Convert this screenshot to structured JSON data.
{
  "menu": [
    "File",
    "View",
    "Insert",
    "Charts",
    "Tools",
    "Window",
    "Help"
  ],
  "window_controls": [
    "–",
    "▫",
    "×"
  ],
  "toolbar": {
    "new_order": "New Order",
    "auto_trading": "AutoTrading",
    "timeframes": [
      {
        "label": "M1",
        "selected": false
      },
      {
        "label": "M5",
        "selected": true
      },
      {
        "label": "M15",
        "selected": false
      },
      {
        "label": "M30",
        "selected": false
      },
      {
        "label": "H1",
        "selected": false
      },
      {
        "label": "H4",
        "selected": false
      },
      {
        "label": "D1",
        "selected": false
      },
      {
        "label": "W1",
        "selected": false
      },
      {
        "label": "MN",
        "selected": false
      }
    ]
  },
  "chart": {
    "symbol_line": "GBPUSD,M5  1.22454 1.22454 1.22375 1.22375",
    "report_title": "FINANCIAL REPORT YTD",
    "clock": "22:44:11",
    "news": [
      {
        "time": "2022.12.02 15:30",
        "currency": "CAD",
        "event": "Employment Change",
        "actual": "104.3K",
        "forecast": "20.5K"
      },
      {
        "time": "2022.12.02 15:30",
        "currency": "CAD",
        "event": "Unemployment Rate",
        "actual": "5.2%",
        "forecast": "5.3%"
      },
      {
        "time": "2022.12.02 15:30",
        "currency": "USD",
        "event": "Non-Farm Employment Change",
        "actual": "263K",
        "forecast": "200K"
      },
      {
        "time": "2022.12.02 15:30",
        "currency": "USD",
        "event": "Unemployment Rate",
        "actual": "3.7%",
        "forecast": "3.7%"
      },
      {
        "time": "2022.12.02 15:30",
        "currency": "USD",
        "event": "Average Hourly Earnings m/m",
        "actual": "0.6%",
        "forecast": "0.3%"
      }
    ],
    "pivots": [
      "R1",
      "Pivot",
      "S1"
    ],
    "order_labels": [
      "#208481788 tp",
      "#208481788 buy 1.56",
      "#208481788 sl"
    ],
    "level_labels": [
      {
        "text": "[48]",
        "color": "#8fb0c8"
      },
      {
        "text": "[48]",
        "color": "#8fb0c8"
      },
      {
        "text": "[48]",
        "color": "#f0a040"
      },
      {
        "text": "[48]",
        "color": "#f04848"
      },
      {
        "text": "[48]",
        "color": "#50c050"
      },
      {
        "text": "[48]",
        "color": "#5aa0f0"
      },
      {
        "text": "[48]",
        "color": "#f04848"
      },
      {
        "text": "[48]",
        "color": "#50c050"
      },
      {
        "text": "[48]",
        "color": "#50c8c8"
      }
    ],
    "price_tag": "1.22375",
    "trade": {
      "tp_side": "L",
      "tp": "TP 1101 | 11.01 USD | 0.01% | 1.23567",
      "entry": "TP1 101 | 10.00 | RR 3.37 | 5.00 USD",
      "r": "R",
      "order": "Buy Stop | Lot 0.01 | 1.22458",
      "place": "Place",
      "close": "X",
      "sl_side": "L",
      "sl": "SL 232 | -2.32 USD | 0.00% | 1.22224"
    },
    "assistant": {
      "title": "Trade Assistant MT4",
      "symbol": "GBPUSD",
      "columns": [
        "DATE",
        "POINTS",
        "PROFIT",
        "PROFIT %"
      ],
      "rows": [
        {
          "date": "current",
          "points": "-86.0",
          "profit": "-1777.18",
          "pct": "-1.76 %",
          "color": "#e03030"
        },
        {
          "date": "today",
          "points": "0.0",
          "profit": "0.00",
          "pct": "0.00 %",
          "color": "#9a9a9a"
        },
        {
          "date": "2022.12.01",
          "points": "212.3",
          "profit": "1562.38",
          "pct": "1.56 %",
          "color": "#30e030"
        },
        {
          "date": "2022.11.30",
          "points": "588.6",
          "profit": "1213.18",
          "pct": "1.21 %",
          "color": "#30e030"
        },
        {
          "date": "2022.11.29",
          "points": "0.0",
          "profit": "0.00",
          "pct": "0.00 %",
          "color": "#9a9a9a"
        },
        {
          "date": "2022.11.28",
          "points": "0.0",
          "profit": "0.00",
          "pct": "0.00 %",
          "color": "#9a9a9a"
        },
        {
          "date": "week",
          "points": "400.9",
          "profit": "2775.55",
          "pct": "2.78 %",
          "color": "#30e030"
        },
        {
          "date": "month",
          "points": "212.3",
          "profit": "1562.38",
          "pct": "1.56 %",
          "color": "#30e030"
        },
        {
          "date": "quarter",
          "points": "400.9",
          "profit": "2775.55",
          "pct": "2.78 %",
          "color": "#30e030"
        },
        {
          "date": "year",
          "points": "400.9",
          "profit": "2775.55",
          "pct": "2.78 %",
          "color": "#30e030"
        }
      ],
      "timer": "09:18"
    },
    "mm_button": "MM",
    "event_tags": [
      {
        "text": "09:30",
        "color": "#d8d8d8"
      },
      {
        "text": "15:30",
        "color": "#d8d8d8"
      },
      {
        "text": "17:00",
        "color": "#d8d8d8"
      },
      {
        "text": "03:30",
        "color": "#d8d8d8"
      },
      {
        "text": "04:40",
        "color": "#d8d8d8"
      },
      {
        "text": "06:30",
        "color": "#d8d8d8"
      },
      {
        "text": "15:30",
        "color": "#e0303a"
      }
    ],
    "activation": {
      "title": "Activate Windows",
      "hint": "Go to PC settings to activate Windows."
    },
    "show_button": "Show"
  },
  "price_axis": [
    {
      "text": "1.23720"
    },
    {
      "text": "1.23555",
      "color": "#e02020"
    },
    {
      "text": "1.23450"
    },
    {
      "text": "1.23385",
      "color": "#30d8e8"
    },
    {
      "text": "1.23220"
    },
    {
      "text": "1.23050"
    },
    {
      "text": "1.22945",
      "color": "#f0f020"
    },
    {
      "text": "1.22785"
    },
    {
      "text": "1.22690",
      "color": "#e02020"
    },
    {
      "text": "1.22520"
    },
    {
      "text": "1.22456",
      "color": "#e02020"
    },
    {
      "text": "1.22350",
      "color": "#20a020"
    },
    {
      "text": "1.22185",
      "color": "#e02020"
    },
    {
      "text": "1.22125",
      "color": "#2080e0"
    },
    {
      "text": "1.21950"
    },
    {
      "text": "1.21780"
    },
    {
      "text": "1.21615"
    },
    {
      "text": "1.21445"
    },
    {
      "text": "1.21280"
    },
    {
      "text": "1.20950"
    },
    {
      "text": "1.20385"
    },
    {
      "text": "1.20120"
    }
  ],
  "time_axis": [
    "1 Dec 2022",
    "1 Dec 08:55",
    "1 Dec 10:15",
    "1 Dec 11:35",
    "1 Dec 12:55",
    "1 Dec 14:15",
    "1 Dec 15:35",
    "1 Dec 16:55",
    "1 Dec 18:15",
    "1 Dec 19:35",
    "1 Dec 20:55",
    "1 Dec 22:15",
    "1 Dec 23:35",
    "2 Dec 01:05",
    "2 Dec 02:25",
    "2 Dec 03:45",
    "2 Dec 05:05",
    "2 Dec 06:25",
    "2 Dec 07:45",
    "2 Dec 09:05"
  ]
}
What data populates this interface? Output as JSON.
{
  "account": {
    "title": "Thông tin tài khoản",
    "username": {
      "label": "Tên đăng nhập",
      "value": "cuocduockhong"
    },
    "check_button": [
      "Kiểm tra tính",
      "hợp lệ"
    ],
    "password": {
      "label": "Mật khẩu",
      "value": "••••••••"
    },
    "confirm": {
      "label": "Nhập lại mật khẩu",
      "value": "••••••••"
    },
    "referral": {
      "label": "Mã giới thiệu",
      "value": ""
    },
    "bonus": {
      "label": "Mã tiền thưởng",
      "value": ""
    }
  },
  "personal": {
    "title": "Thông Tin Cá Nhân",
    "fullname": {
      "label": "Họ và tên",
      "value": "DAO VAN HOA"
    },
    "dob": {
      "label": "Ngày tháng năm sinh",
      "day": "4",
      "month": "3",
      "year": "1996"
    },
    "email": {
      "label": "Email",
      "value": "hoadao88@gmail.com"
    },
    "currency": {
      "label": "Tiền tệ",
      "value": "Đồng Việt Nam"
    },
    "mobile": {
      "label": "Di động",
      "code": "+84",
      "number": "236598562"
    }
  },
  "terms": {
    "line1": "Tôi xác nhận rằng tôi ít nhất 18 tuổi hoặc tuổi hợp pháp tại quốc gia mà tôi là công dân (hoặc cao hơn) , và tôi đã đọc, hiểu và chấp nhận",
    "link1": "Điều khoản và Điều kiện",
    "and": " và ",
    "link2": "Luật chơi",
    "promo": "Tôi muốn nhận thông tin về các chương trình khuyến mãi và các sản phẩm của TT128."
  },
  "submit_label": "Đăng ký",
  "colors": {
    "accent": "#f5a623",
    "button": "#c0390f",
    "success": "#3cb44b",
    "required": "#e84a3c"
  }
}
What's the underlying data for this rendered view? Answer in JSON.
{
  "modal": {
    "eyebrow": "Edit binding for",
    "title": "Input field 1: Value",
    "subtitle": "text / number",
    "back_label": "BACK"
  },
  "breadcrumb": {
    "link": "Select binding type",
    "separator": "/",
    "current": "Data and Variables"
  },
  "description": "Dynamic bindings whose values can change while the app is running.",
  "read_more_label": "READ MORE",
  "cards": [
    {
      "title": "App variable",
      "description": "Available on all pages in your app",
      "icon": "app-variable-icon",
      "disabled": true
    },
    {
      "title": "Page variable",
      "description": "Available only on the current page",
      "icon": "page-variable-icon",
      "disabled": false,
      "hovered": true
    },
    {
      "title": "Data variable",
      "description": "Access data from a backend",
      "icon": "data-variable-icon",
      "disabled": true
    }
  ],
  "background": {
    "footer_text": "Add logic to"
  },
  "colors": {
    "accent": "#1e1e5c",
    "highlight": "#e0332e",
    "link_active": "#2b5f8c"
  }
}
┄┄┄┄┄┄
▸ Written request
Tell how many lines in the material contain the word "Windows". Only the number is wanted.

▸ Answer to this exercise
2